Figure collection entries

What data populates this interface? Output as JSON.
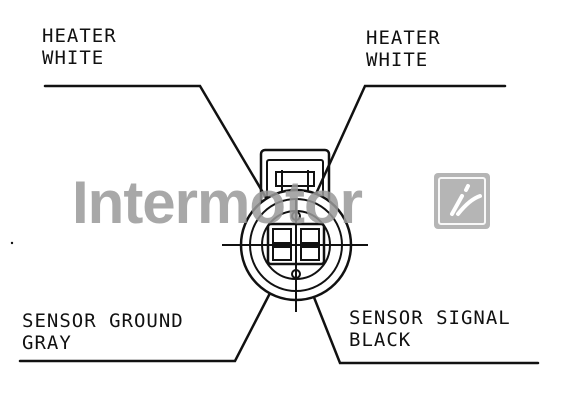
{
  "labels": {
    "top_left_line1": "HEATER",
    "top_left_line2": "WHITE",
    "top_right_line1": "HEATER",
    "top_right_line2": "WHITE",
    "bottom_left_line1": "SENSOR GROUND",
    "bottom_left_line2": "GRAY",
    "bottom_right_line1": "SENSOR SIGNAL",
    "bottom_right_line2": "BLACK"
  },
  "watermark": {
    "text": "Intermotor",
    "logo_icon": "intermotor-i-logo-icon"
  },
  "colors": {
    "line": "#111111",
    "watermark": "#9a9a9a"
  }
}
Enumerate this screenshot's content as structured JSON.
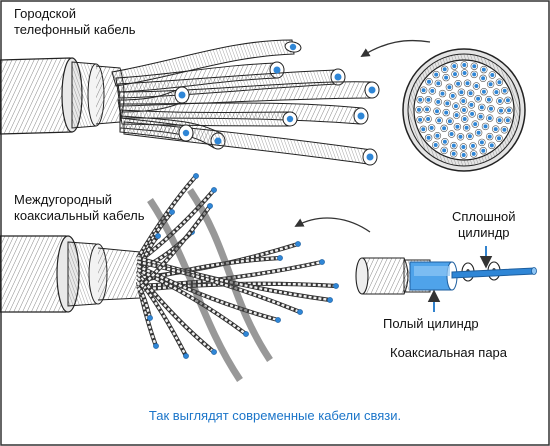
{
  "labels": {
    "city_cable_line1": "Городской",
    "city_cable_line2": "телефонный кабель",
    "long_cable_line1": "Междугородный",
    "long_cable_line2": "коаксиальный кабель",
    "solid_line1": "Сплошной",
    "solid_line2": "цилиндр",
    "hollow": "Полый цилиндр",
    "pair": "Коаксиальная пара"
  },
  "caption": "Так выглядят современные кабели связи.",
  "colors": {
    "accent_blue": "#2f86d6",
    "caption_blue": "#1b75c9",
    "ink": "#222222"
  }
}
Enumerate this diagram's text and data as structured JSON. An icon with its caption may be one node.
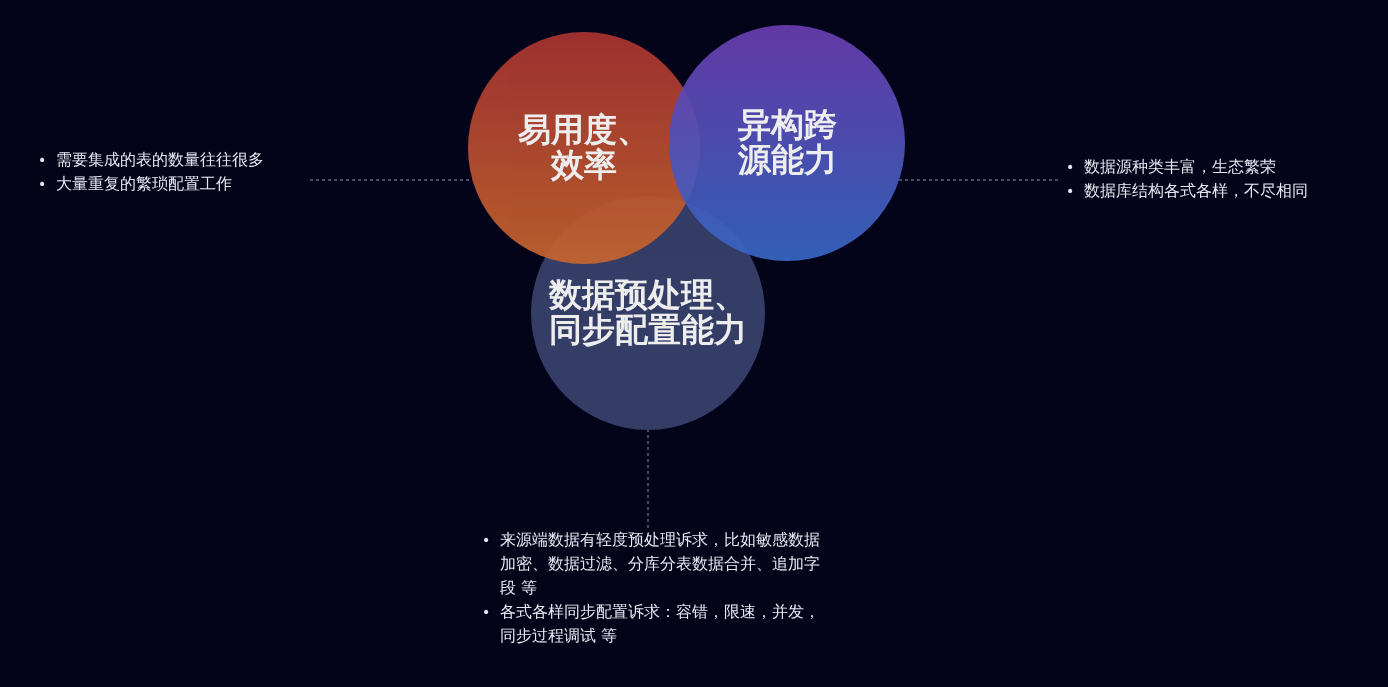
{
  "diagram": {
    "nodes": [
      {
        "text": [
          "易用度、效率"
        ]
      },
      {
        "text": [
          "异构跨源能力"
        ]
      },
      {
        "text": [
          "数据预处理、同步配置能力"
        ]
      },
      {
        "text": [
          "• 需要集成的表的数量往往很多",
          "• 大量重复的繁琐配置工作"
        ]
      },
      {
        "text": [
          "• 数据源种类丰富，生态繁荣",
          "• 数据库结构各式各样，不尽相同"
        ]
      },
      {
        "text": [
          "• 来源端数据有轻度预处理诉求，比如敏感数据加密、数据过滤、分库分表数据合并、追加字段 等",
          "• 各式各样同步配置诉求：容错，限速，并发，同步过程调试 等"
        ]
      }
    ],
    "edges": [
      {
        "from": 3,
        "to": 0,
        "arrow": "none",
        "style": "dashed"
      },
      {
        "from": 4,
        "to": 1,
        "arrow": "none",
        "style": "dashed"
      },
      {
        "from": 5,
        "to": 2,
        "arrow": "none",
        "style": "dashed"
      }
    ]
  }
}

- **GOAL OF THE EXERCISE**: Transcribe the listing above verbatim. Omit the pictures.

- **SOLVED EXERCISE**:
What data populates this interface? Output as JSON.
{
  "labels": {
    "top_left_line1": "HEATER",
    "top_left_line2": "WHITE",
    "top_right_line1": "HEATER",
    "top_right_line2": "WHITE",
    "bottom_left_line1": "SENSOR GROUND",
    "bottom_left_line2": "GRAY",
    "bottom_right_line1": "SENSOR SIGNAL",
    "bottom_right_line2": "BLACK"
  },
  "watermark": {
    "text": "Intermotor",
    "logo_icon": "intermotor-i-logo-icon"
  },
  "colors": {
    "line": "#111111",
    "watermark": "#9a9a9a"
  }
}
Enumerate this screenshot's content as structured JSON.
{
  "labels": {
    "city_cable_line1": "Городской",
    "city_cable_line2": "телефонный кабель",
    "long_cable_line1": "Междугородный",
    "long_cable_line2": "коаксиальный кабель",
    "solid_line1": "Сплошной",
    "solid_line2": "цилиндр",
    "hollow": "Полый цилиндр",
    "pair": "Коаксиальная пара"
  },
  "caption": "Так выглядят современные кабели связи.",
  "colors": {
    "accent_blue": "#2f86d6",
    "caption_blue": "#1b75c9",
    "ink": "#222222"
  }
}
Enumerate this diagram's text and data as structured JSON. An icon with its caption may be one node.
{
  "diagram": {
    "nodes": [
      {
        "text": [
          "易用度、效率"
        ]
      },
      {
        "text": [
          "异构跨源能力"
        ]
      },
      {
        "text": [
          "数据预处理、同步配置能力"
        ]
      },
      {
        "text": [
          "• 需要集成的表的数量往往很多",
          "• 大量重复的繁琐配置工作"
        ]
      },
      {
        "text": [
          "• 数据源种类丰富，生态繁荣",
          "• 数据库结构各式各样，不尽相同"
        ]
      },
      {
        "text": [
          "• 来源端数据有轻度预处理诉求，比如敏感数据加密、数据过滤、分库分表数据合并、追加字段 等",
          "• 各式各样同步配置诉求：容错，限速，并发，同步过程调试 等"
        ]
      }
    ],
    "edges": [
      {
        "from": 3,
        "to": 0,
        "arrow": "none",
        "style": "dashed"
      },
      {
        "from": 4,
        "to": 1,
        "arrow": "none",
        "style": "dashed"
      },
      {
        "from": 5,
        "to": 2,
        "arrow": "none",
        "style": "dashed"
      }
    ]
  }
}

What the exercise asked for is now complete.